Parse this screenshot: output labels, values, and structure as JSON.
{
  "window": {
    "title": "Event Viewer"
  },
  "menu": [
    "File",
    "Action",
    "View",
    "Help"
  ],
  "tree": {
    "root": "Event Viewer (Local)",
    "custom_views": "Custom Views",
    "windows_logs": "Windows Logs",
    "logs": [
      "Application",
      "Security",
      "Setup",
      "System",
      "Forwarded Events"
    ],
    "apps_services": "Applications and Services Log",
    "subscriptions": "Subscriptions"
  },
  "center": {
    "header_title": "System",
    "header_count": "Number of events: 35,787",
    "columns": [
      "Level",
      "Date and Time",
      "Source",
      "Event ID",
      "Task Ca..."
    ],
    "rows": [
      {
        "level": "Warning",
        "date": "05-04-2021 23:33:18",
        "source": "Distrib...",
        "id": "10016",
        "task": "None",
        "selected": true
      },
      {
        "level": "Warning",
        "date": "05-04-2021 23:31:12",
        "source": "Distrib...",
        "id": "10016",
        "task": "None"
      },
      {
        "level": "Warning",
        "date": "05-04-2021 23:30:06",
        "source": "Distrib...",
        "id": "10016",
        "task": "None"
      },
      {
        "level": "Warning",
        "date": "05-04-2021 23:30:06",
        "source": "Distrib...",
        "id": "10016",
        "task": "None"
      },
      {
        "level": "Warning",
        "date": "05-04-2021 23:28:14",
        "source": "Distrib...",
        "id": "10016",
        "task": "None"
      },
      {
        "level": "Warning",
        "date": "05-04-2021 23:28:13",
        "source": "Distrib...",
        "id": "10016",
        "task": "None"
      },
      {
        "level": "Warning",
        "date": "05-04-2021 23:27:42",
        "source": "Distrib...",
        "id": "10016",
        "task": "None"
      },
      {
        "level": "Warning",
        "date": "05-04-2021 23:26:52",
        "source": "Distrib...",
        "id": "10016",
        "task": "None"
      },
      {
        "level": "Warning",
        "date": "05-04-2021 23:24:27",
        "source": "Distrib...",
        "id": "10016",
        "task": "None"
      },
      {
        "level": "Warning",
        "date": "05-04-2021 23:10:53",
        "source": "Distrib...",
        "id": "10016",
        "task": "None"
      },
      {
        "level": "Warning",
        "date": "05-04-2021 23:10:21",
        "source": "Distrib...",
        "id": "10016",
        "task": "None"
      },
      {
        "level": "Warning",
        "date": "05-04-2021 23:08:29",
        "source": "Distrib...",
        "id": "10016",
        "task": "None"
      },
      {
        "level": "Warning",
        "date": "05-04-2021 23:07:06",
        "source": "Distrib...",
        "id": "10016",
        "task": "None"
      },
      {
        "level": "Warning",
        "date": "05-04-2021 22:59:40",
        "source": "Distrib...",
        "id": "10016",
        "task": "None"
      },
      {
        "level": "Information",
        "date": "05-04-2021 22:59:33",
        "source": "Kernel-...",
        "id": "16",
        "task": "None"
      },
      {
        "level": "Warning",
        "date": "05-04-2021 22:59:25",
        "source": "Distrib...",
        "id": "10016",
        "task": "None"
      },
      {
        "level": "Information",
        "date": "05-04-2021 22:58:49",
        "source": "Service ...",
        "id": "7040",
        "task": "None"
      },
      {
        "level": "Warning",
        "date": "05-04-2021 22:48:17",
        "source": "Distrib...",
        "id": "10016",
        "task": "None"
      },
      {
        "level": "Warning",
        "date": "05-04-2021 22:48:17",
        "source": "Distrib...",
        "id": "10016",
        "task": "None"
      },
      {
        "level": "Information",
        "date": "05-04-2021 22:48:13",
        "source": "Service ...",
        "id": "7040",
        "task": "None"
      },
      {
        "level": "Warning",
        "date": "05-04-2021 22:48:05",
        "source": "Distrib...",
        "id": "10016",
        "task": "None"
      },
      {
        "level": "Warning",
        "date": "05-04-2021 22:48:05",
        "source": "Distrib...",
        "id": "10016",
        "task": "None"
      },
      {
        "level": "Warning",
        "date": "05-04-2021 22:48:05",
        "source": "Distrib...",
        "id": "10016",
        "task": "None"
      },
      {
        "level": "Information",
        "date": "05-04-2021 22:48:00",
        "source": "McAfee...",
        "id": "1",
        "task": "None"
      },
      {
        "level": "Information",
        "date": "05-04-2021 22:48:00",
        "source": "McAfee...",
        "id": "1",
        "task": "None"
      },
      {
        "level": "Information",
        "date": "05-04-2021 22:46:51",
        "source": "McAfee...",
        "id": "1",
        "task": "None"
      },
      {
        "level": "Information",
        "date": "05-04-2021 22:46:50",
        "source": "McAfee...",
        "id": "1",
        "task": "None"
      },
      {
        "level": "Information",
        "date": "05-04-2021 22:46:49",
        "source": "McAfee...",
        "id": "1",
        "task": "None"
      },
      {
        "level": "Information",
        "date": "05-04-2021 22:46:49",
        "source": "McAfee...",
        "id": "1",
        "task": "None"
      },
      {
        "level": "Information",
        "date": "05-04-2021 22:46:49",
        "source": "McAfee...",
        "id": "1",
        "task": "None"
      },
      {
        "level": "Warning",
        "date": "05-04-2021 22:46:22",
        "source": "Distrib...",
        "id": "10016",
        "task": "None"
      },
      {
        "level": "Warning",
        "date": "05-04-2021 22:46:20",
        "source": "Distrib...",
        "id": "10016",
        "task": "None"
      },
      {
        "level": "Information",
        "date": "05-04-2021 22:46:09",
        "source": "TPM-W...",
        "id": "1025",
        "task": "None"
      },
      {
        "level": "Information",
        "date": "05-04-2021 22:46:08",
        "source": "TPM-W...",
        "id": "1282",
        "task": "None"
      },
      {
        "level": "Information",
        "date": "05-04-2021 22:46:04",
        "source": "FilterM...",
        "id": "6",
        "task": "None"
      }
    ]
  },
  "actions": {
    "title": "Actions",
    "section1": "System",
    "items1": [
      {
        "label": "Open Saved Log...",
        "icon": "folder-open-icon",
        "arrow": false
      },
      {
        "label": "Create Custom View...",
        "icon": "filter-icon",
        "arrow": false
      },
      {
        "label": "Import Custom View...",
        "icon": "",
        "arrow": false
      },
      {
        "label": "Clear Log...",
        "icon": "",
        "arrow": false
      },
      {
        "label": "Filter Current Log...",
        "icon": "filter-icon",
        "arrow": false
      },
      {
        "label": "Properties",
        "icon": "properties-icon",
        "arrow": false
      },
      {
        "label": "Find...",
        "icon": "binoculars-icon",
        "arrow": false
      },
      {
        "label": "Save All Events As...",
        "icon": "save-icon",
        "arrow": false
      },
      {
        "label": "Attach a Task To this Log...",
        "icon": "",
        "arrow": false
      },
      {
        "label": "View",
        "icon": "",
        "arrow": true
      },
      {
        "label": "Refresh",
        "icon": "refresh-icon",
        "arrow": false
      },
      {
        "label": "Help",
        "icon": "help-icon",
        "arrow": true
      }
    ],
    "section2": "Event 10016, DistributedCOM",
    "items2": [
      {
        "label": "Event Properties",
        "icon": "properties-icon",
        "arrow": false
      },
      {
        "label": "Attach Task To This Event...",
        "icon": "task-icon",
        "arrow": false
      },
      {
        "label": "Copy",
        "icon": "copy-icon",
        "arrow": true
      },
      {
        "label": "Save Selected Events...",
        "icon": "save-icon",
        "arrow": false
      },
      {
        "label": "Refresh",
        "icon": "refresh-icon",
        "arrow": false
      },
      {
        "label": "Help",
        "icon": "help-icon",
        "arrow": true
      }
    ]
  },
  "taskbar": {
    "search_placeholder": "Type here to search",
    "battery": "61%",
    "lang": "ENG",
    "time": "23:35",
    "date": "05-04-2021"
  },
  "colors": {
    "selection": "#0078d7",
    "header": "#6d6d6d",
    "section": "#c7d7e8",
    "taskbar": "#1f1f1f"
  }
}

:: Goal ::
Show the lines of the records that include the string "Attach".

:: Reply ::
        "label": "Attach a Task To this Log...",
        "label": "Attach Task To This Event...",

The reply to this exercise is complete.